▶ _SET TASK_
Copy each line that holds "Fall".

* START *

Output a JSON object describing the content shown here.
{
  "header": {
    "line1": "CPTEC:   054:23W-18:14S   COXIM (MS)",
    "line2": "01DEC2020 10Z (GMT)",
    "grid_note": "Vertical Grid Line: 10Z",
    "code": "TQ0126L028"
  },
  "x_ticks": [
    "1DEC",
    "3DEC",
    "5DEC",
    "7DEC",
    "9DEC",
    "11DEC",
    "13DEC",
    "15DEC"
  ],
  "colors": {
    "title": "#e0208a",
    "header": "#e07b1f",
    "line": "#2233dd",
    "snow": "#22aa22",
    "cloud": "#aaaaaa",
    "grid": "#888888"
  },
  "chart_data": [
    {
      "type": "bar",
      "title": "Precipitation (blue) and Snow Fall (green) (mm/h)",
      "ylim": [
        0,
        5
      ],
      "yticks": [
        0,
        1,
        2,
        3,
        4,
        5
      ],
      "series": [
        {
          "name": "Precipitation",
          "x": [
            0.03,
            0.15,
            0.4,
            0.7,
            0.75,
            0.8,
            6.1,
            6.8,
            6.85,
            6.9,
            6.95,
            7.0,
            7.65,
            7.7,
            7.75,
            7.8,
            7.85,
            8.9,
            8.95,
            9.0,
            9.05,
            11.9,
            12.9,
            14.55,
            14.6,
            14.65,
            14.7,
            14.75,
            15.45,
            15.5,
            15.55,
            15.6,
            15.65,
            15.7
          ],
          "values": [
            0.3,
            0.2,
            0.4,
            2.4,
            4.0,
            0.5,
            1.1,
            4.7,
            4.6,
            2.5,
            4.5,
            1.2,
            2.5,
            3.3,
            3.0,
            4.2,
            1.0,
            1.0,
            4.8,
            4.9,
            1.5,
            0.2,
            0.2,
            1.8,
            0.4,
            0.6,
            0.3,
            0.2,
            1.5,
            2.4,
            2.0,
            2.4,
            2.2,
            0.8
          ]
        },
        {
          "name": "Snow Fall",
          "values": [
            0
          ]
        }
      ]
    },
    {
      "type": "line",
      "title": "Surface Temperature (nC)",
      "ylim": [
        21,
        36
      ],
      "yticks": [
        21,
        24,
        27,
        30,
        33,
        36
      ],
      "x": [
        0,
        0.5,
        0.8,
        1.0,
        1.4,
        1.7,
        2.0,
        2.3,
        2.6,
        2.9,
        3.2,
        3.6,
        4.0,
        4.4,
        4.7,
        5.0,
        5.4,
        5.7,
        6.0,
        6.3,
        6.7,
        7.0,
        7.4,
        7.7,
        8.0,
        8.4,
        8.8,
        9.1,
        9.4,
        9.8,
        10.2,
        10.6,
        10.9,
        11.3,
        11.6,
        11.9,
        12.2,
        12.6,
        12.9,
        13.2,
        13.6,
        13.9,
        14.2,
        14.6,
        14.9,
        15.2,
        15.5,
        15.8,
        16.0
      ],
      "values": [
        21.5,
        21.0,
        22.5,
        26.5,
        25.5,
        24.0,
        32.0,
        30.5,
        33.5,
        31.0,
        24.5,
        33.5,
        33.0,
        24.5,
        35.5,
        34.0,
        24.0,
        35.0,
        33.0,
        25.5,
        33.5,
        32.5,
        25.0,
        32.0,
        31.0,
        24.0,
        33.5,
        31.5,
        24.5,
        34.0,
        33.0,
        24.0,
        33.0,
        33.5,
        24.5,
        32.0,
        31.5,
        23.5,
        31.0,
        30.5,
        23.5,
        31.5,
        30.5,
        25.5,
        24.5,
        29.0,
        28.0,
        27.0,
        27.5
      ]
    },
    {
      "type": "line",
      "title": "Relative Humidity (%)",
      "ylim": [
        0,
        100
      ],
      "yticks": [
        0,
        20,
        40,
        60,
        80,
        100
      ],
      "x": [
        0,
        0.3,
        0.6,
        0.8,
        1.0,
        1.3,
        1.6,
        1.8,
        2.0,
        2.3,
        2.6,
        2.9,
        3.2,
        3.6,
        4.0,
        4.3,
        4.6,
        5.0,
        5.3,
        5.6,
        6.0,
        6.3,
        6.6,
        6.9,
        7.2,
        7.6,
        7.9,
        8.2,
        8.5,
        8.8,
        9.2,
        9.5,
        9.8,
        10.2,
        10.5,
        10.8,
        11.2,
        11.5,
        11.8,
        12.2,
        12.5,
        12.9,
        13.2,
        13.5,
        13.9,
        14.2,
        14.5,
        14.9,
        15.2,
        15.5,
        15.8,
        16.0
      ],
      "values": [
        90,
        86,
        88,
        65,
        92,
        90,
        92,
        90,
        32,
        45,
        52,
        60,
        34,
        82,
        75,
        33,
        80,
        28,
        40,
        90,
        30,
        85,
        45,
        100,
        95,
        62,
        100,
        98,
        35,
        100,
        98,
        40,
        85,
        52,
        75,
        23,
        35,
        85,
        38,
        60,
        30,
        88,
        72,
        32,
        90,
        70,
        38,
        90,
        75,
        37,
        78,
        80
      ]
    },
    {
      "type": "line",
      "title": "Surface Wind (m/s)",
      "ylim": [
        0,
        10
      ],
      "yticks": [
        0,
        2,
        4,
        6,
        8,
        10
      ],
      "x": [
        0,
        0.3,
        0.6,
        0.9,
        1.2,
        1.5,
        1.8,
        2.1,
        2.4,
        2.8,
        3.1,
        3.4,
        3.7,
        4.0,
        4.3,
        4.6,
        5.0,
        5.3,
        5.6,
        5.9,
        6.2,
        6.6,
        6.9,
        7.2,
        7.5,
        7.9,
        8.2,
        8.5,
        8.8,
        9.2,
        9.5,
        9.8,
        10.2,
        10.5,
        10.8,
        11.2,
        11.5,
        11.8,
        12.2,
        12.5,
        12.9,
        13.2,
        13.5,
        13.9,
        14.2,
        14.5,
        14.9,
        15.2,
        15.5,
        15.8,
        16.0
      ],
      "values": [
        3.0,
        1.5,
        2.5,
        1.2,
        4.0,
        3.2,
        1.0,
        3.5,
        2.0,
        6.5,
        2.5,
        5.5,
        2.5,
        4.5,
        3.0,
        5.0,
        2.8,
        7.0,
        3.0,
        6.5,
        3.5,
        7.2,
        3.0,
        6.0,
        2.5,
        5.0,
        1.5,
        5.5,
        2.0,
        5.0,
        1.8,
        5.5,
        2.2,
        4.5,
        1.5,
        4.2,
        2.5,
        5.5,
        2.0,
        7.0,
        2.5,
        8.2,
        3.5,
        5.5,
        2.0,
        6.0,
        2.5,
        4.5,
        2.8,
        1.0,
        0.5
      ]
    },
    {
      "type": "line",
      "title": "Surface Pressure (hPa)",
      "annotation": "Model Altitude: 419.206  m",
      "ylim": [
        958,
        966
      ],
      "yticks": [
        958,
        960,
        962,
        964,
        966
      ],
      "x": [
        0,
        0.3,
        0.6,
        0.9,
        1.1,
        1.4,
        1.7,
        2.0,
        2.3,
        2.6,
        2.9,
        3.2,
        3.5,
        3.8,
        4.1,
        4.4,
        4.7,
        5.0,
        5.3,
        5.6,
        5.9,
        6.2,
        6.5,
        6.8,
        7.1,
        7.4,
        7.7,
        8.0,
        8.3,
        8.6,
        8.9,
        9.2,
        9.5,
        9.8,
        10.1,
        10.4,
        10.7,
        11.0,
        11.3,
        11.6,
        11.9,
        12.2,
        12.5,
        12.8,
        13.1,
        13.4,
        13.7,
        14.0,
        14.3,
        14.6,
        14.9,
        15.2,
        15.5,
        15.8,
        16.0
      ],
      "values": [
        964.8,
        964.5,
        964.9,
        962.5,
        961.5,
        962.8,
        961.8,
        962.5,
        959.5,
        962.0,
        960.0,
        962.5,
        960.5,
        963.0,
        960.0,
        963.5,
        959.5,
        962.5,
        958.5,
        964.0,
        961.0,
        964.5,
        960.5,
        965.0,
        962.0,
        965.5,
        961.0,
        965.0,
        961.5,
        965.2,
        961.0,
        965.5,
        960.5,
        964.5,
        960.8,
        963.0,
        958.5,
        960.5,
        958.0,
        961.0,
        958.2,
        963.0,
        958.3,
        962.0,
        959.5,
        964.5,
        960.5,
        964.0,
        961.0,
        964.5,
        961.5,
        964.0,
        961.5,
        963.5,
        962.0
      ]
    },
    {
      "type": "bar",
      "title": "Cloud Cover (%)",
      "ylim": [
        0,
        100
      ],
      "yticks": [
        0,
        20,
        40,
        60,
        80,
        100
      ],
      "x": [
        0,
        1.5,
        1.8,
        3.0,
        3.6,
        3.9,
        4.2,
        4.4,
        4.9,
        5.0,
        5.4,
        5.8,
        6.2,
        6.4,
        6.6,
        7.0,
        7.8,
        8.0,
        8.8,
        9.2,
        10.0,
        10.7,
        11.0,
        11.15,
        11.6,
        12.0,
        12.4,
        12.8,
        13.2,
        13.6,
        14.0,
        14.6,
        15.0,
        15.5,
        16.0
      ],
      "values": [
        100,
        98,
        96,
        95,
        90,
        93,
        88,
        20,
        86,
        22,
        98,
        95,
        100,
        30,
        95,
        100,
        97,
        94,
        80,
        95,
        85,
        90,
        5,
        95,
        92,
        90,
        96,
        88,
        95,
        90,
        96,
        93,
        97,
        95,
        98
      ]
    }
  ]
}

* END *

▶ _WRITTEN ANSWER_
      "title": "Precipitation (blue) and Snow Fall (green) (mm/h)",
          "name": "Snow Fall",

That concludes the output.